- [Collected data entries]:
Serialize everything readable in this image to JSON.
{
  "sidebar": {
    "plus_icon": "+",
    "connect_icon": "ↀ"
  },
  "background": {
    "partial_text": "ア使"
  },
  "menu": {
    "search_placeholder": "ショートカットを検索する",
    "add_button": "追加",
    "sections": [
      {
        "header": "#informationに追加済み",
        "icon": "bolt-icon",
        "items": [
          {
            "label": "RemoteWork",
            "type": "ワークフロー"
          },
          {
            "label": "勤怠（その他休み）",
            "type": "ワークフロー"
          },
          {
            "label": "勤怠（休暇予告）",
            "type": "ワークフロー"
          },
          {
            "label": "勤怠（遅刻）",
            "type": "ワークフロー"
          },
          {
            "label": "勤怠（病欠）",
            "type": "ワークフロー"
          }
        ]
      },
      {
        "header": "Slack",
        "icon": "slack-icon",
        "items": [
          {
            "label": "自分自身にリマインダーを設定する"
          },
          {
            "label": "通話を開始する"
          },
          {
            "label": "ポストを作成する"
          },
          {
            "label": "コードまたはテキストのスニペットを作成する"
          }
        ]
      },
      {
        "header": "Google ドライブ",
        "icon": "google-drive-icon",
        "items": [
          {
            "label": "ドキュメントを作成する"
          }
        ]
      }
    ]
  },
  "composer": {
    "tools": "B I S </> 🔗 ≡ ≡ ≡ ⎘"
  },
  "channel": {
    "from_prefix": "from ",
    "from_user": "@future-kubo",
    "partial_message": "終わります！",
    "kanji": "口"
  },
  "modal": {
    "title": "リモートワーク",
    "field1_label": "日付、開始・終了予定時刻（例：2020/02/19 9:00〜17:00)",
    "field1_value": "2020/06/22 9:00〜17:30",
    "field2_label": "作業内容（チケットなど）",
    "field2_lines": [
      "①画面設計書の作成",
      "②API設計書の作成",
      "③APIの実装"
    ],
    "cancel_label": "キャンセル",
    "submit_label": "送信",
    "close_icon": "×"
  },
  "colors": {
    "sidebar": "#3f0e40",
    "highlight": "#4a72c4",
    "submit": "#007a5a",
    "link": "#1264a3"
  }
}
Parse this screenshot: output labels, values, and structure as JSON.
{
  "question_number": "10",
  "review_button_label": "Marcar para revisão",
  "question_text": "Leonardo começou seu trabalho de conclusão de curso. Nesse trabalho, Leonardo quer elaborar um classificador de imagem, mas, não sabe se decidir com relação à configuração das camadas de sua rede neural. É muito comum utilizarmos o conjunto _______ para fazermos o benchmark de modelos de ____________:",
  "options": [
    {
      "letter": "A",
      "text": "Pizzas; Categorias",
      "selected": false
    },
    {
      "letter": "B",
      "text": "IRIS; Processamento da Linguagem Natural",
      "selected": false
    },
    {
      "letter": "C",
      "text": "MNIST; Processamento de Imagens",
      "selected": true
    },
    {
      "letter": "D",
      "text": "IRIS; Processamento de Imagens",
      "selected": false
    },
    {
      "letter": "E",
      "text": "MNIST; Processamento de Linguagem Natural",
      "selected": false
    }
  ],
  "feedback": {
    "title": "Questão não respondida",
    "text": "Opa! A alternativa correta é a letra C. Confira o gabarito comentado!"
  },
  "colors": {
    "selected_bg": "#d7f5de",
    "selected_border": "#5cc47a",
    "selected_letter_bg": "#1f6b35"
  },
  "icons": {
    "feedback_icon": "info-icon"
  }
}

- [REQUIRED TASK]:
Go through the material and select each line with the string "Imagens" in it.

- [EXERCISE ANSWER]:
      "text": "MNIST; Processamento de Imagens",
      "text": "IRIS; Processamento de Imagens",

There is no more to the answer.